## [Given data]
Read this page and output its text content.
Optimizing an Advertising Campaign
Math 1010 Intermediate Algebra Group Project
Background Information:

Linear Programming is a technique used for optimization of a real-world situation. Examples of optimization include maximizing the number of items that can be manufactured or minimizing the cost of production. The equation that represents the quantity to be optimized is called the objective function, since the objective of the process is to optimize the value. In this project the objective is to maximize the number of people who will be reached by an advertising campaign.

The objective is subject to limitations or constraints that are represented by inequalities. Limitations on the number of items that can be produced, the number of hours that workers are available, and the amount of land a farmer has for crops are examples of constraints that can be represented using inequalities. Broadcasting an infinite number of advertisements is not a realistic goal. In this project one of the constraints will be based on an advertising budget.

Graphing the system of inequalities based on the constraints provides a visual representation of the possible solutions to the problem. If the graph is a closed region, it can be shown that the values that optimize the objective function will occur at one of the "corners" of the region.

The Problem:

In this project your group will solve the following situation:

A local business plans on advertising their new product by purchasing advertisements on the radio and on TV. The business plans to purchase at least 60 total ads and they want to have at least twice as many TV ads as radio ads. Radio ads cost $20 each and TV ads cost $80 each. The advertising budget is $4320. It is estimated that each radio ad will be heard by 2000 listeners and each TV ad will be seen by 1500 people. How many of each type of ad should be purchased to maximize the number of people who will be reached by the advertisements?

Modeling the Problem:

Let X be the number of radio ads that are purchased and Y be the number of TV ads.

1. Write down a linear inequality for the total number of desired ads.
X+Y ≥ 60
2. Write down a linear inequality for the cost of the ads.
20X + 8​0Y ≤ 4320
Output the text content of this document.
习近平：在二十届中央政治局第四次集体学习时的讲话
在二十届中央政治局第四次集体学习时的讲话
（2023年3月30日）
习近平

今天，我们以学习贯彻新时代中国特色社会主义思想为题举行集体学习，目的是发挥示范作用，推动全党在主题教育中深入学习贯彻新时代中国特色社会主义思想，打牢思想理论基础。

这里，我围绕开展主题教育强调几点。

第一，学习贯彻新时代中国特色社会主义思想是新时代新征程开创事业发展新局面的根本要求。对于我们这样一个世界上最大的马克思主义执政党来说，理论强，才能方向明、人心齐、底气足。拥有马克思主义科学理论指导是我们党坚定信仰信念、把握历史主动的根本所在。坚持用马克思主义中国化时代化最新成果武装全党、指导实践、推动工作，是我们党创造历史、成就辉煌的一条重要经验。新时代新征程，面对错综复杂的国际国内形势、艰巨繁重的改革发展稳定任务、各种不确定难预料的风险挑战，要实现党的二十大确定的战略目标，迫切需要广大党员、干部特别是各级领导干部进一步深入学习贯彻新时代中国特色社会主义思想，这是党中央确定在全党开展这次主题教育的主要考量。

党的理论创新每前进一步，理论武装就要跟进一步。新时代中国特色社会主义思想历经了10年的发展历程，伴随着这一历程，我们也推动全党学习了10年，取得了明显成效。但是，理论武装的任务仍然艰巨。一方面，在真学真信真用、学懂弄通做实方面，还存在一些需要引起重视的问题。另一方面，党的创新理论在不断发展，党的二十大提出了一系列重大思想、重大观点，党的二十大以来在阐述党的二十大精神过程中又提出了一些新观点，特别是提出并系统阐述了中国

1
==
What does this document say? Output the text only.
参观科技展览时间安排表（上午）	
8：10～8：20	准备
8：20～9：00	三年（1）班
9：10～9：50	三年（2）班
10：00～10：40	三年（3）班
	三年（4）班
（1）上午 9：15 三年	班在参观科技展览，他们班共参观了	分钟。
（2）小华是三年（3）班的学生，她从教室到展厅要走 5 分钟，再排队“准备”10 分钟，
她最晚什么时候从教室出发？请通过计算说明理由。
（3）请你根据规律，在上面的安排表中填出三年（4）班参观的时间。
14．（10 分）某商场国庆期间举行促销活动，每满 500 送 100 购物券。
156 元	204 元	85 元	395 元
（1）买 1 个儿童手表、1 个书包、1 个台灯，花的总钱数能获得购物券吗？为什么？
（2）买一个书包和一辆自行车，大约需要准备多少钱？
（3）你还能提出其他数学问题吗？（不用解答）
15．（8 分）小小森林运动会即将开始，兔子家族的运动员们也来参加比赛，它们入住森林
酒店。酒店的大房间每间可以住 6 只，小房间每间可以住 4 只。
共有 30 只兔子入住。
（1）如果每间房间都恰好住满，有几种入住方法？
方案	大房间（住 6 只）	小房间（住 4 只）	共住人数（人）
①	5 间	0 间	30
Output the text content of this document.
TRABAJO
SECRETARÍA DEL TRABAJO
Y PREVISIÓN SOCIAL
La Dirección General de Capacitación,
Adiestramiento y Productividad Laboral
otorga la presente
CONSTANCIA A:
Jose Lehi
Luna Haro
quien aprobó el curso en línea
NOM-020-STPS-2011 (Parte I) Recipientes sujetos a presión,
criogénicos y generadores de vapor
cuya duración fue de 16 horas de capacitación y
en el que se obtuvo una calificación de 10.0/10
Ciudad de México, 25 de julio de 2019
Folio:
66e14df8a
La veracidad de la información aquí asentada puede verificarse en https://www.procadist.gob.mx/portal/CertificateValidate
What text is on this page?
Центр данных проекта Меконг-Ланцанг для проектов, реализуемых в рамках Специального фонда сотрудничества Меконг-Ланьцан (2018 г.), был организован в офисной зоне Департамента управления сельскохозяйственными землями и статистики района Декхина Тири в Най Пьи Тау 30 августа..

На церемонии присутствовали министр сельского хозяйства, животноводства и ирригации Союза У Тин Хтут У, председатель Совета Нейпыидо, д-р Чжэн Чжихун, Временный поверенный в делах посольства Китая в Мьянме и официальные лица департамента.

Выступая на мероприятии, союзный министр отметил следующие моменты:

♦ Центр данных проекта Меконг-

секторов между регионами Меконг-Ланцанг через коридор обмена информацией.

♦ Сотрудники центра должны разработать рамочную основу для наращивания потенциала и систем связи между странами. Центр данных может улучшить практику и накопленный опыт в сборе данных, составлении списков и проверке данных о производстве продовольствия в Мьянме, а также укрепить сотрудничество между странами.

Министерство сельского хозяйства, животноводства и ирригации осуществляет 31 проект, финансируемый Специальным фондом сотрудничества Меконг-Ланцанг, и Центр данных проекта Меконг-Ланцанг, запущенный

## [The task]
Find each line in the records holding the string "text" and show it.

## [Written response]
Read this page and output its text content.
Output the text content of this document.
What does this document say? Output the text only.
Output the text content of this document.
What text is on this page?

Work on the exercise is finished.